Extract every line of the material below that contains the word "legend".

Begin Dataset entries

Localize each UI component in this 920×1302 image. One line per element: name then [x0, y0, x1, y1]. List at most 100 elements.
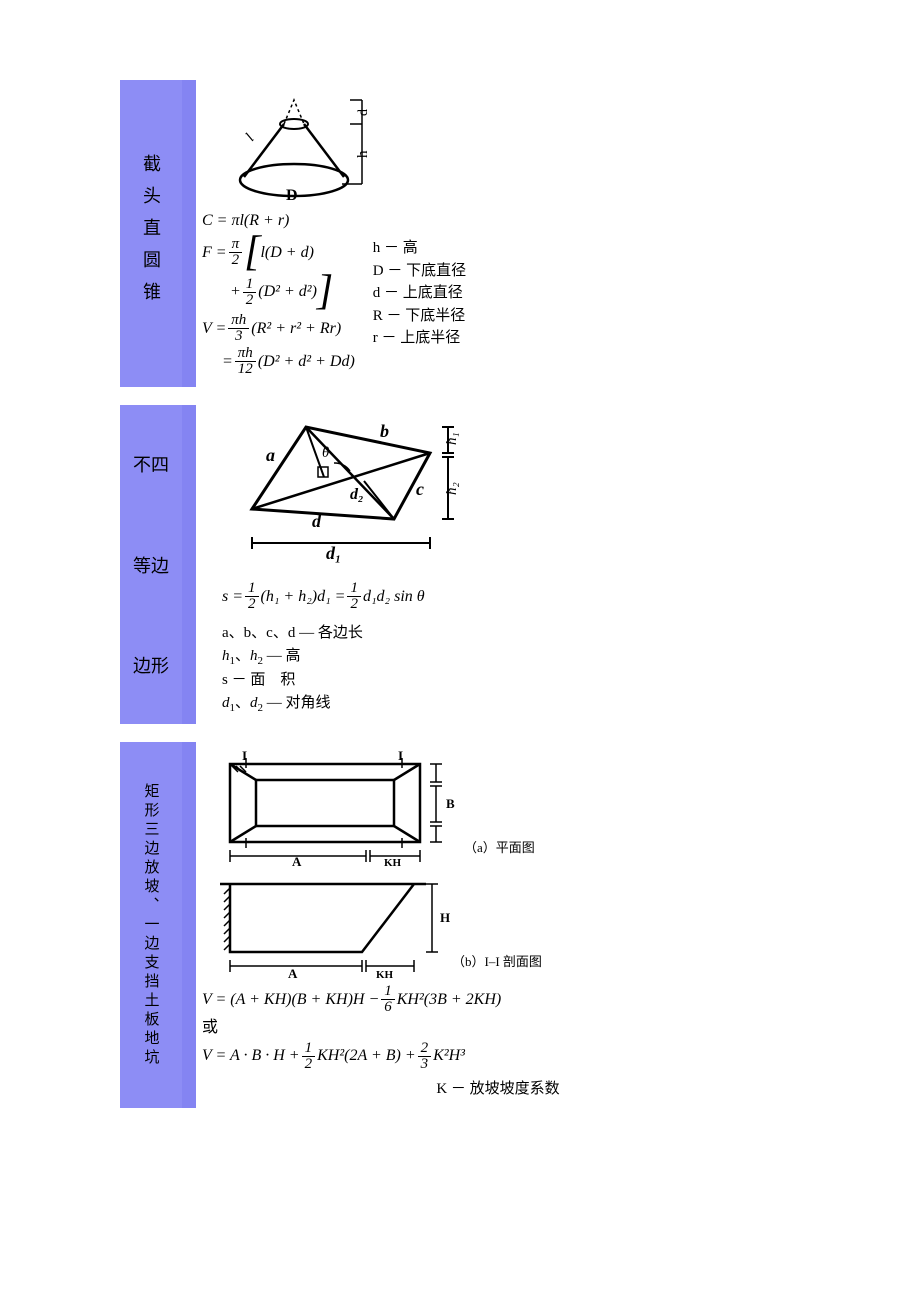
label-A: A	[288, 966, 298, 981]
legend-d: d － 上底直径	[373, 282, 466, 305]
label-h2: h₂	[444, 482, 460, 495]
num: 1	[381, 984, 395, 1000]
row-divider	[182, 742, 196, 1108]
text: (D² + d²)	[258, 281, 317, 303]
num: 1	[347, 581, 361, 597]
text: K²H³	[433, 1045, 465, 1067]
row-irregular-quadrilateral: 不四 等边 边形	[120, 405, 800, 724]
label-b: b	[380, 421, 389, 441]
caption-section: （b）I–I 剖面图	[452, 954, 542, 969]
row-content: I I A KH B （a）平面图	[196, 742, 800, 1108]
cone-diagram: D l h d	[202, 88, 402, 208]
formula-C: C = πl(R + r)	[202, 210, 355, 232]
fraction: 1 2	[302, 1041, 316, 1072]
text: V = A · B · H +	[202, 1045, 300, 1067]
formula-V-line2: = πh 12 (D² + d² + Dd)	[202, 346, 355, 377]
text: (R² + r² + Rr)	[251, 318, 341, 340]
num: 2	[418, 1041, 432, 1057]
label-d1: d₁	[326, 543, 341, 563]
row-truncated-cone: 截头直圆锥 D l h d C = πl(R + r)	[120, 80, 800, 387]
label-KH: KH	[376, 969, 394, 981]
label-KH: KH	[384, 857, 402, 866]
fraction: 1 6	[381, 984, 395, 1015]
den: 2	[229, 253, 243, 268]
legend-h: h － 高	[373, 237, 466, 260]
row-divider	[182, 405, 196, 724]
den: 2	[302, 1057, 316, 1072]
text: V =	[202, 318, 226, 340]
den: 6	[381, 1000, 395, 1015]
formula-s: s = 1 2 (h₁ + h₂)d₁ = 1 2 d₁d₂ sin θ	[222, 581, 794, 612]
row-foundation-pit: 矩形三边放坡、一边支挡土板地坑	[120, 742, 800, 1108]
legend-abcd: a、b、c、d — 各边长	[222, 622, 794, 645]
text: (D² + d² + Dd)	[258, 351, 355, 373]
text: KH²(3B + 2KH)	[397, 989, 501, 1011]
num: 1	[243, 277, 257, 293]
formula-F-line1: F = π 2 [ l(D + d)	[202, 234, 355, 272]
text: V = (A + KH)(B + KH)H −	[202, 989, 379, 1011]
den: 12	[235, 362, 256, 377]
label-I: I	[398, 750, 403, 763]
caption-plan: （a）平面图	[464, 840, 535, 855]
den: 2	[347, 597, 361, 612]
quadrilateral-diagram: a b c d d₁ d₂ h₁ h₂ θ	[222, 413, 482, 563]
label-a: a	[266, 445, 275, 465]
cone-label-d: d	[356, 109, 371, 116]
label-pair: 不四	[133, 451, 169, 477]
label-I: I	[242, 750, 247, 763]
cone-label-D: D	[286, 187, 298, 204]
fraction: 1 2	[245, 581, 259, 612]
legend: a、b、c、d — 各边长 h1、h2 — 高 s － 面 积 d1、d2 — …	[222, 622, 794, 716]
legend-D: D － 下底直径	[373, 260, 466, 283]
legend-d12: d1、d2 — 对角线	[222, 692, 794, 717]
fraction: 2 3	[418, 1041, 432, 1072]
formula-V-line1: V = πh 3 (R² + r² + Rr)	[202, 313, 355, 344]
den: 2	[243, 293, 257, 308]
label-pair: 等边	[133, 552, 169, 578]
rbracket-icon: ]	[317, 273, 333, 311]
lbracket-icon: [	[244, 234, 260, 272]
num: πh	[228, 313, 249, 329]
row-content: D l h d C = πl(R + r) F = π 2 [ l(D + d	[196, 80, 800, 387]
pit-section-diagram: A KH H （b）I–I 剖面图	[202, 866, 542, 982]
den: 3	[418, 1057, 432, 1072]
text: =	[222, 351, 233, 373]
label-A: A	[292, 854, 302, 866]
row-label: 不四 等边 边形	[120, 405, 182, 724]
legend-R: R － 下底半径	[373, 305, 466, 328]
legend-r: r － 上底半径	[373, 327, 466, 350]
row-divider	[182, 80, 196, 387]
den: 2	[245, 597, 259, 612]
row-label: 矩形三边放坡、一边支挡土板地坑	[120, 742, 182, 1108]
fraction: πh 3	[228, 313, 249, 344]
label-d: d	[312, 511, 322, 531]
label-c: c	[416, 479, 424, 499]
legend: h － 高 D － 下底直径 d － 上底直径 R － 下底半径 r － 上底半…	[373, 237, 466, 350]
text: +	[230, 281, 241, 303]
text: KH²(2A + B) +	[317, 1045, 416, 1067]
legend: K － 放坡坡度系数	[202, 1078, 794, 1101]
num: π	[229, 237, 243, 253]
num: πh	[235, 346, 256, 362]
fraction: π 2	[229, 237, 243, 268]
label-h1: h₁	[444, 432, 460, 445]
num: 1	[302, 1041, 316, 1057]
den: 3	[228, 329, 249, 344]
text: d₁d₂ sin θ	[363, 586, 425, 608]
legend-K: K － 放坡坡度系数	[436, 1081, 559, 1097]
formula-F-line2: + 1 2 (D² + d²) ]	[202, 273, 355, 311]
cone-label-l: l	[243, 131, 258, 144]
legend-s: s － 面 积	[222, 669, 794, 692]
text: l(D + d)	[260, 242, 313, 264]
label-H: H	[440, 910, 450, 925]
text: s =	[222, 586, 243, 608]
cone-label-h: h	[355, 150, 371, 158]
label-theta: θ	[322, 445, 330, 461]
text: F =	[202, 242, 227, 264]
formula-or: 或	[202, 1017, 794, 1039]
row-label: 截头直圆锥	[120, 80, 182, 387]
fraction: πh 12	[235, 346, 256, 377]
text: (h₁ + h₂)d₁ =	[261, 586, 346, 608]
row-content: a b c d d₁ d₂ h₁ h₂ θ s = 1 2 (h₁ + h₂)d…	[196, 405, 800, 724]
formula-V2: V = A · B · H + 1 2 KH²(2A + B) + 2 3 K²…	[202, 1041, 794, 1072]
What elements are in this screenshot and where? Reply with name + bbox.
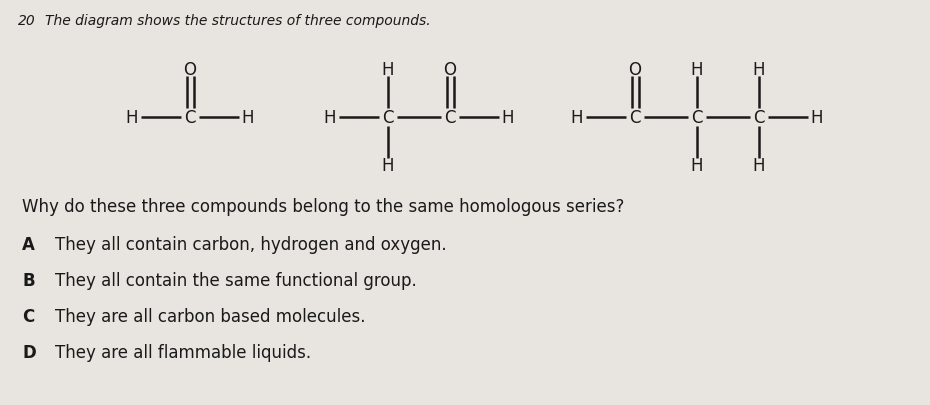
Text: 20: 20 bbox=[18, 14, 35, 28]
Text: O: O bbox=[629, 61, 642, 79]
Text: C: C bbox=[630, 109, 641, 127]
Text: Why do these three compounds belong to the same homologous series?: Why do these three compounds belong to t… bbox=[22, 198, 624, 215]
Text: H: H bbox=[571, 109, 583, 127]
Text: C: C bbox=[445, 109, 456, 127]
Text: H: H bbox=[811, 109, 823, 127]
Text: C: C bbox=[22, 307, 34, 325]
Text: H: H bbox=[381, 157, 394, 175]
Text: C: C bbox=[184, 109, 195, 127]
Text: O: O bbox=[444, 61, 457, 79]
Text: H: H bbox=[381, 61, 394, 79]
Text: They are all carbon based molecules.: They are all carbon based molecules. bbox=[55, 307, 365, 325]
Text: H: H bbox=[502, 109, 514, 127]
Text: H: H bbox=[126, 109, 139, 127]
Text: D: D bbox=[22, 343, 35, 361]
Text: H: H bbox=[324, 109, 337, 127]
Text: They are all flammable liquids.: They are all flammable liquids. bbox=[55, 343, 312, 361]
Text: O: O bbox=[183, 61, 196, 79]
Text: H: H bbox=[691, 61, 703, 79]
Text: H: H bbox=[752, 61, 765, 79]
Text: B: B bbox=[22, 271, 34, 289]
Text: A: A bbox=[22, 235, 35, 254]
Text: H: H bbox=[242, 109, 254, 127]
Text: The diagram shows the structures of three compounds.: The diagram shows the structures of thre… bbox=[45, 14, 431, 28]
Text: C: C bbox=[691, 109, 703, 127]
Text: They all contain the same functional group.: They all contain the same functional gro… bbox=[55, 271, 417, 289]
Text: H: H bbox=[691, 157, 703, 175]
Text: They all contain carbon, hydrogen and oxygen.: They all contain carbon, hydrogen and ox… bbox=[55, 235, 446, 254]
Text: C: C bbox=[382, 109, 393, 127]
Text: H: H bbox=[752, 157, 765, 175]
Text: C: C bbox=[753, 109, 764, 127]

End Dataset entries

• Solution:
legend-d: d － 上底直径	[373, 282, 466, 305]
legend-h: h － 高	[373, 237, 466, 260]
legend-abcd: a、b、c、d — 各边长	[222, 622, 794, 645]
legend: a、b、c、d — 各边长 h1、h2 — 高 s － 面 积 d1、d2 — …	[222, 622, 794, 716]
legend-D: D － 下底直径	[373, 260, 466, 283]
legend-d12: d1、d2 — 对角线	[222, 692, 794, 717]
legend-R: R － 下底半径	[373, 305, 466, 328]
legend-r: r － 上底半径	[373, 327, 466, 350]
legend: h － 高 D － 下底直径 d － 上底直径 R － 下底半径 r － 上底半…	[373, 237, 466, 350]
legend: K － 放坡坡度系数	[202, 1078, 794, 1101]
legend-K: K － 放坡坡度系数	[436, 1081, 559, 1097]
legend-s: s － 面 积	[222, 669, 794, 692]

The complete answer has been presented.